(Extracted records)
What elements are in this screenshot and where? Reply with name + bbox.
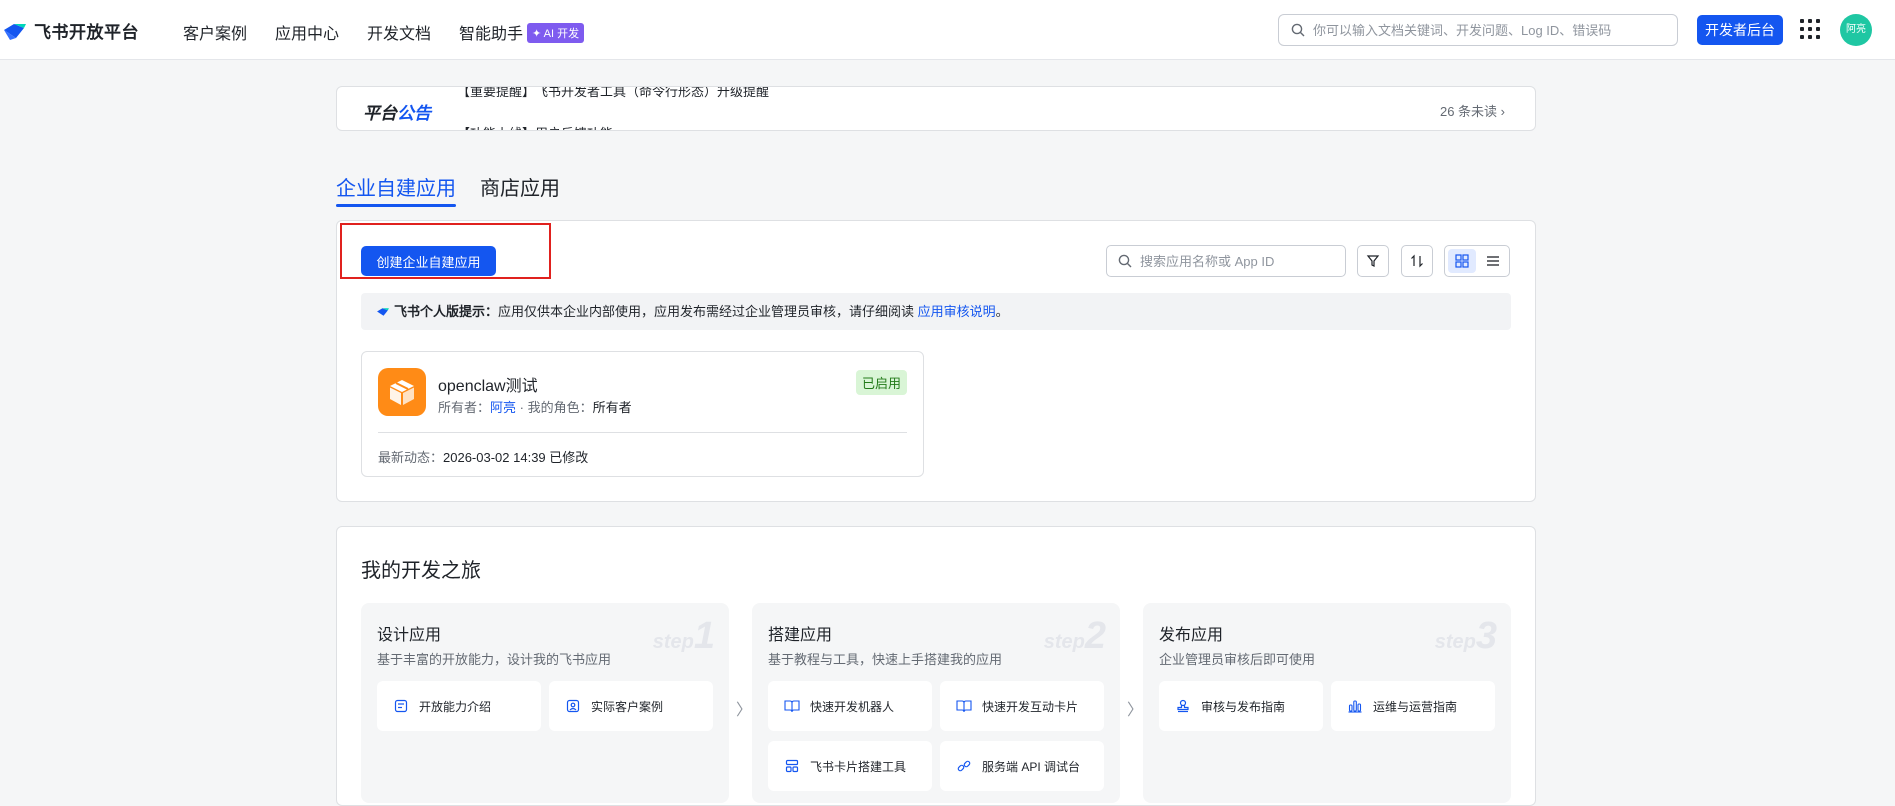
- developer-console-button[interactable]: 开发者后台: [1697, 15, 1783, 45]
- tip-label: 飞书个人版提示：: [394, 304, 499, 319]
- filter-button[interactable]: [1357, 245, 1389, 277]
- step-title: 设计应用: [377, 627, 442, 644]
- step-desc: 基于教程与工具，快速上手搭建我的应用: [768, 652, 1003, 667]
- nav-dev-docs[interactable]: 开发文档: [367, 20, 431, 44]
- step-link-bot-quickstart[interactable]: 快速开发机器人: [768, 681, 932, 731]
- user-card-icon: [565, 698, 581, 714]
- step-design: 设计应用 基于丰富的开放能力，设计我的飞书应用 step1 开放能力介绍 实际客…: [361, 603, 729, 803]
- filter-icon: [1366, 255, 1380, 267]
- card-builder-icon: [784, 758, 800, 774]
- nav-smart-assistant[interactable]: 智能助手 ✦ AI 开发: [459, 20, 585, 44]
- role-value: 所有者: [592, 400, 632, 415]
- active-tab-indicator: [336, 204, 456, 207]
- bar-chart-icon: [1347, 698, 1363, 714]
- ai-badge: ✦ AI 开发: [527, 23, 585, 43]
- announcement-bar: 平台公告 【重要提醒】飞书开发者工具（命令行形态）升级提醒 【功能上线】用户反馈…: [336, 86, 1536, 131]
- list-view-button[interactable]: [1479, 249, 1507, 273]
- divider: [378, 432, 907, 433]
- step-number: step1: [652, 615, 715, 657]
- step-desc: 企业管理员审核后即可使用: [1159, 652, 1316, 667]
- chevron-right-icon: 〉: [736, 702, 753, 719]
- app-meta: 所有者：阿亮 · 我的角色：所有者: [438, 400, 632, 415]
- status-badge: 已启用: [855, 370, 907, 395]
- announcement-title: 平台公告: [363, 104, 431, 123]
- step-link-customer-cases[interactable]: 实际客户案例: [549, 681, 713, 731]
- step-link-card-builder[interactable]: 飞书卡片搭建工具: [768, 741, 932, 791]
- review-guide-link[interactable]: 应用审核说明: [918, 304, 996, 319]
- feishu-logo-icon: [4, 23, 26, 40]
- avatar[interactable]: 阿亮: [1840, 14, 1872, 46]
- logo-text: 飞书开放平台: [34, 23, 139, 42]
- step-link-ops-guide[interactable]: 运维与运营指南: [1331, 681, 1495, 731]
- step-title: 搭建应用: [768, 627, 833, 644]
- announcement-item[interactable]: 【功能上线】用户反馈功能: [457, 123, 613, 130]
- step-number: step3: [1434, 615, 1497, 657]
- apps-grid-icon[interactable]: [1800, 19, 1820, 39]
- list-view-icon: [1487, 256, 1499, 266]
- create-enterprise-app-button[interactable]: 创建企业自建应用: [361, 246, 496, 276]
- top-nav: 飞书开放平台 客户案例 应用中心 开发文档 智能助手✦ AI 开发 开发者后台 …: [0, 0, 1895, 60]
- app-search[interactable]: [1106, 245, 1346, 277]
- book-icon: [956, 698, 972, 714]
- personal-edition-tip: 飞书个人版提示：应用仅供本企业内部使用，应用发布需经过企业管理员审核，请仔细阅读…: [361, 293, 1511, 330]
- chevron-right-icon: 〉: [1127, 702, 1144, 719]
- nav-customer-cases[interactable]: 客户案例: [183, 20, 247, 44]
- sort-button[interactable]: [1401, 245, 1433, 277]
- app-box-icon: [378, 368, 426, 416]
- app-name[interactable]: openclaw测试: [438, 372, 538, 396]
- view-toggle: [1444, 245, 1510, 277]
- doc-search-input[interactable]: [1313, 15, 1673, 45]
- book-icon: [784, 698, 800, 714]
- nav-smart-assistant-label: 智能助手: [459, 26, 524, 43]
- step-link-card-quickstart[interactable]: 快速开发互动卡片: [940, 681, 1104, 731]
- step-link-publish-guide[interactable]: 审核与发布指南: [1159, 681, 1323, 731]
- app-search-input[interactable]: [1140, 246, 1340, 276]
- search-icon: [1291, 23, 1305, 37]
- doc-search[interactable]: [1278, 14, 1678, 46]
- step-link-api-explorer[interactable]: 服务端 API 调试台: [940, 741, 1104, 791]
- step-desc: 基于丰富的开放能力，设计我的飞书应用: [377, 652, 612, 667]
- owner-link[interactable]: 阿亮: [490, 400, 516, 415]
- tab-enterprise-apps[interactable]: 企业自建应用: [336, 172, 456, 201]
- step-build: 搭建应用 基于教程与工具，快速上手搭建我的应用 step2 快速开发机器人 快速…: [752, 603, 1120, 803]
- unread-count-link[interactable]: 26 条未读 ›: [1440, 101, 1505, 120]
- logo[interactable]: 飞书开放平台: [2, 18, 139, 43]
- nav-app-center[interactable]: 应用中心: [275, 20, 339, 44]
- latest-activity: 最新动态：2026-03-02 14:39 已修改: [378, 450, 589, 465]
- sort-icon: [1411, 254, 1423, 268]
- app-card[interactable]: openclaw测试 所有者：阿亮 · 我的角色：所有者 已启用 最新动态：20…: [361, 351, 924, 477]
- search-icon: [1118, 254, 1132, 268]
- step-title: 发布应用: [1159, 627, 1224, 644]
- grid-view-icon: [1455, 254, 1469, 268]
- tab-store-apps[interactable]: 商店应用: [480, 172, 560, 201]
- doc-icon: [393, 698, 409, 714]
- grid-view-button[interactable]: [1448, 249, 1476, 273]
- step-number: step2: [1043, 615, 1106, 657]
- stamp-icon: [1175, 698, 1191, 714]
- link-icon: [956, 758, 972, 774]
- step-publish: 发布应用 企业管理员审核后即可使用 step3 审核与发布指南 运维与运营指南: [1143, 603, 1511, 803]
- tip-text: 应用仅供本企业内部使用，应用发布需经过企业管理员审核，请仔细阅读: [498, 304, 918, 319]
- announcement-item[interactable]: 【重要提醒】飞书开发者工具（命令行形态）升级提醒: [457, 87, 769, 100]
- step-link-open-capabilities[interactable]: 开放能力介绍: [377, 681, 541, 731]
- dev-journey-title: 我的开发之旅: [361, 560, 481, 582]
- feishu-logo-icon: [377, 308, 389, 316]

What to do: Rename "filter-button" to "filter-toggle" in the lines of the records starting with the line with "15, 1783, 45]" and going on through the line with "- step-title: 设计应用: [377, 627, 442, 644]", leaving everything else unchanged, and give back only those lines.

Exercise output:
- developer-console-button[interactable]: 开发者后台: [1697, 15, 1783, 45]
- tip-label: 飞书个人版提示：: [394, 304, 499, 319]
- filter-toggle[interactable]: [1357, 245, 1389, 277]
- step-title: 设计应用: [377, 627, 442, 644]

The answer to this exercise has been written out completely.